> [Ações a realizar]:
1. Traduza para o inglês a frase "Por outro lado, projetos executados por organizações da sociedade civil apresentam maior capacidade de execução, segundo Pinsky." do trecho sobre o Fundo Amazônia.
2. Nos registros, por favor, troque "more-icon" por "menu-icon" da linha com "share-input[interactable]: 分享知识~ xyxy=(437,739,667,773)" até a linha com "message-list[interactable]: @燕 🇨🇳", sem alterar mais nada. Apresente apenas essas linhas.

Os pesquisadores verificaram que há atrasos consideráveis
em grande parte dos projetos em andamento executados especialmente por
entidades em nível nacional, governos estaduais e municipais que integram a
carteira de investimentos do Fundo Amazônia. Por outro lado, projetos
executados por organizações da sociedade civil apresentam maior capacidade de
execução, segundo Pinsky.
“Os projetos dos governos federal, estadual e
municipal são os que estão mais atrasados e apresentam maior dificuldade de
implementação”, disse.
Na avaliação de Kruglianskas, o modelo de
governança do REDD+ pelo Brasil ressente-se de um sistema de aprendizagem
efetivo, em que as entidades responsáveis pela implementação das atividades
possam aprender e compartilhar experiências sobre o que deu certo ou não na
prática.

> [Dados a usar]:
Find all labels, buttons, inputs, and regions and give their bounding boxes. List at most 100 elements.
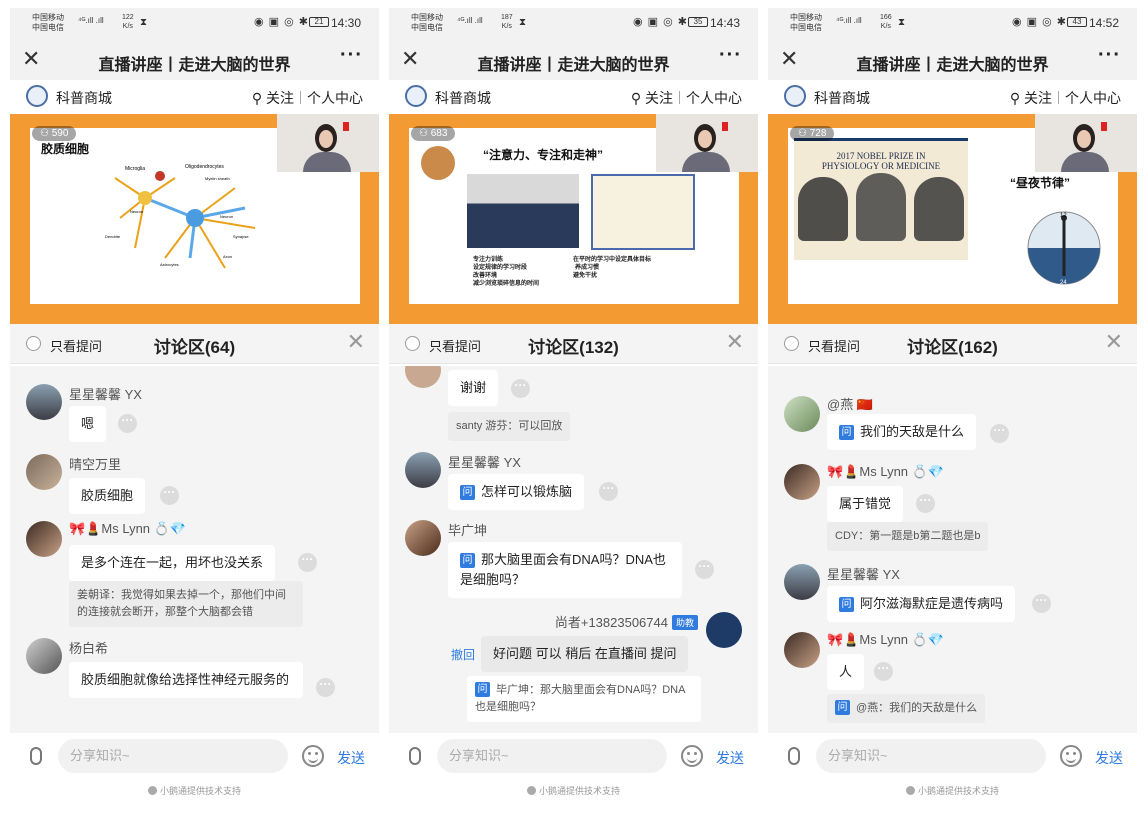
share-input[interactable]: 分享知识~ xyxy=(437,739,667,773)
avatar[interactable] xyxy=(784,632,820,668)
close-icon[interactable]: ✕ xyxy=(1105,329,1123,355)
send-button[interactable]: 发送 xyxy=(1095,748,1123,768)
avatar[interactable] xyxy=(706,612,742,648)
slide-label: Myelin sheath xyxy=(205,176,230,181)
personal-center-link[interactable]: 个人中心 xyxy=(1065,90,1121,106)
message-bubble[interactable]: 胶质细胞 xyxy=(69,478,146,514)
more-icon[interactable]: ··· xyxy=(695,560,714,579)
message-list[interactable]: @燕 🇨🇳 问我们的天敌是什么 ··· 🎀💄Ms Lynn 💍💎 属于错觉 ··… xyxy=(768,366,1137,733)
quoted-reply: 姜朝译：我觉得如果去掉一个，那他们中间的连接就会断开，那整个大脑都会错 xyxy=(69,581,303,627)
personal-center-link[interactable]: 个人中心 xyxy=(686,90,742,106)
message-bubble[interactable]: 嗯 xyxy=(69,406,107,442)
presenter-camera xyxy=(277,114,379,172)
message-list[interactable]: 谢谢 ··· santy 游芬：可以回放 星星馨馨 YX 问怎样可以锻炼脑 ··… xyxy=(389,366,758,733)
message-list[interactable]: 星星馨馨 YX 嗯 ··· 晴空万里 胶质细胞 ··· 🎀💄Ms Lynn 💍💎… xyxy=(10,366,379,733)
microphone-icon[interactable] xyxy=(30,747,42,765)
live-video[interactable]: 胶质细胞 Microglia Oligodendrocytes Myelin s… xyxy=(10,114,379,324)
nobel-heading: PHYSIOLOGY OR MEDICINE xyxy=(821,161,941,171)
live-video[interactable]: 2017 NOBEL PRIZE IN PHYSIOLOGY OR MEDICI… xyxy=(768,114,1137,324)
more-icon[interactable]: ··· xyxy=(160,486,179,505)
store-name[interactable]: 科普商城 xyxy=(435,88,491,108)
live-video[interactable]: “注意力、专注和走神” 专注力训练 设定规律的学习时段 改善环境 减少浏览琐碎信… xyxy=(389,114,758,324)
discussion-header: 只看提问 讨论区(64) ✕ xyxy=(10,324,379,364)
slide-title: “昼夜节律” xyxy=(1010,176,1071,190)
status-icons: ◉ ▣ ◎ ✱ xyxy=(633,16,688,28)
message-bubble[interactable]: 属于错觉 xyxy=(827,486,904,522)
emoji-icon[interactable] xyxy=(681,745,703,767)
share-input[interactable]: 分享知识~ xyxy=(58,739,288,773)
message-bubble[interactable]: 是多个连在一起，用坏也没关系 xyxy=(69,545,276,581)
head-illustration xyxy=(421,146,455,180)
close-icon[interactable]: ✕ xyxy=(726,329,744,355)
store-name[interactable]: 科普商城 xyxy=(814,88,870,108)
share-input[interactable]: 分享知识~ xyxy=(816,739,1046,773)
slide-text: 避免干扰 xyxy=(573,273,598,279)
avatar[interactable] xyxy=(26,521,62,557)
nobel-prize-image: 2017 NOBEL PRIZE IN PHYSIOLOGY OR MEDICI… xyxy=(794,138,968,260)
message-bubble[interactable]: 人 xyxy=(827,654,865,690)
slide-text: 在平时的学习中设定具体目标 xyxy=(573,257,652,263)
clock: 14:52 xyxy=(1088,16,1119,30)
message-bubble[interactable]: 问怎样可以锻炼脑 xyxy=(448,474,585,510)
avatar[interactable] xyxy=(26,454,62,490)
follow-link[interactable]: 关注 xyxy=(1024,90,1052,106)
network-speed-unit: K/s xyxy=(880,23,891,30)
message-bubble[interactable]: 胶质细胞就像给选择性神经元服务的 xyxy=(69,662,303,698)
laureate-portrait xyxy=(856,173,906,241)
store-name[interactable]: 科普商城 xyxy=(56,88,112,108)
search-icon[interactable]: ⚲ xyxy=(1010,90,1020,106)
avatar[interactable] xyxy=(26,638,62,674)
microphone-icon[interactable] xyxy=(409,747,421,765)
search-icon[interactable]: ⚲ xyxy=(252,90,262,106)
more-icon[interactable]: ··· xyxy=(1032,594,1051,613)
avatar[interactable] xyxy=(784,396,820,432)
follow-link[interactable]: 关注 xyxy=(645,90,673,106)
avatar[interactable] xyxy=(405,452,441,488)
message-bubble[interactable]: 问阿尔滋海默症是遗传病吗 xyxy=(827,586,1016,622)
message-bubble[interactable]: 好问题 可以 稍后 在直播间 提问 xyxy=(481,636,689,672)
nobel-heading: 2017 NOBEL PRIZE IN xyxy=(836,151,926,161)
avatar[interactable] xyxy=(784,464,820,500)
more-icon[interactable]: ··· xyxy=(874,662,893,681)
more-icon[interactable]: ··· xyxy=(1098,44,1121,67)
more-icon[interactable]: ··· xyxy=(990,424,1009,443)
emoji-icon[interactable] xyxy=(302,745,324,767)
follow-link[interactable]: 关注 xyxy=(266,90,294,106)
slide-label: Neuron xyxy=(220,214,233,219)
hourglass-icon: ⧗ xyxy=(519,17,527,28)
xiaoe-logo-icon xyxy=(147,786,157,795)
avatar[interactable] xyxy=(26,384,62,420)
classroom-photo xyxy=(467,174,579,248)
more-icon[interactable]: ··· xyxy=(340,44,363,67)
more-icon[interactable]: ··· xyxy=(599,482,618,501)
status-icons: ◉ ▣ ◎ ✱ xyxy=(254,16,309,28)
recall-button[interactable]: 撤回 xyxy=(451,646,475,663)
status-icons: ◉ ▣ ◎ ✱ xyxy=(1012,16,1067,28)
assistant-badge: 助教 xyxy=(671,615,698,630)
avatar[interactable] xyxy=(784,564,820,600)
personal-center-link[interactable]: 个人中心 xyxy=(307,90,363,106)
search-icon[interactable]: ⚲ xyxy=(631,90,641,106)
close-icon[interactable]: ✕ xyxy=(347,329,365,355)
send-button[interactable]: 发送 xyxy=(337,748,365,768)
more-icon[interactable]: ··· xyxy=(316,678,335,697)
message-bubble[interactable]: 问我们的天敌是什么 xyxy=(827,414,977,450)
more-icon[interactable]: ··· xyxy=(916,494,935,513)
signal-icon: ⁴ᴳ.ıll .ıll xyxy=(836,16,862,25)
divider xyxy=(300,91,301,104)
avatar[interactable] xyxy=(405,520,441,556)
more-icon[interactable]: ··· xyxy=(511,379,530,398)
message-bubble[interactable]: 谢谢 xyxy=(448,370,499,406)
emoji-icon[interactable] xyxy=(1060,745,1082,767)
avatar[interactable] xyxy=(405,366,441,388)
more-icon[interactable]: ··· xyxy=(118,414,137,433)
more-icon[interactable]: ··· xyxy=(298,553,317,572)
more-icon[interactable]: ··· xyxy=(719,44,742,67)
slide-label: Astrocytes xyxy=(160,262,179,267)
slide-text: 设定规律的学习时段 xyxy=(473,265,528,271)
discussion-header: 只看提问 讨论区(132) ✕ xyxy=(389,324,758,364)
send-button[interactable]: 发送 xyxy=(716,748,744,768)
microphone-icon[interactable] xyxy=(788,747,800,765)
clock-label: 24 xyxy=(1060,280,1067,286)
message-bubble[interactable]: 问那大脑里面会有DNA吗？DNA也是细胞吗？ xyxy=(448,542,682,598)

> [Resultados finais]:
1. On the other hand, projects carried out by civil society organizations show a greater capacity for execution, according to Pinsky.

2.
share-input[interactable]: 分享知识~ xyxy=(437,739,667,773)
avatar[interactable] xyxy=(784,632,820,668)
close-icon[interactable]: ✕ xyxy=(1105,329,1123,355)
send-button[interactable]: 发送 xyxy=(1095,748,1123,768)
avatar[interactable] xyxy=(706,612,742,648)
slide-label: Myelin sheath xyxy=(205,176,230,181)
personal-center-link[interactable]: 个人中心 xyxy=(1065,90,1121,106)
message-bubble[interactable]: 胶质细胞 xyxy=(69,478,146,514)
menu-icon[interactable]: ··· xyxy=(695,560,714,579)
message-list[interactable]: @燕 🇨🇳 问我们的天敌是什么 ··· 🎀💄Ms Lynn 💍💎 属于错觉 ··… xyxy=(768,366,1137,733)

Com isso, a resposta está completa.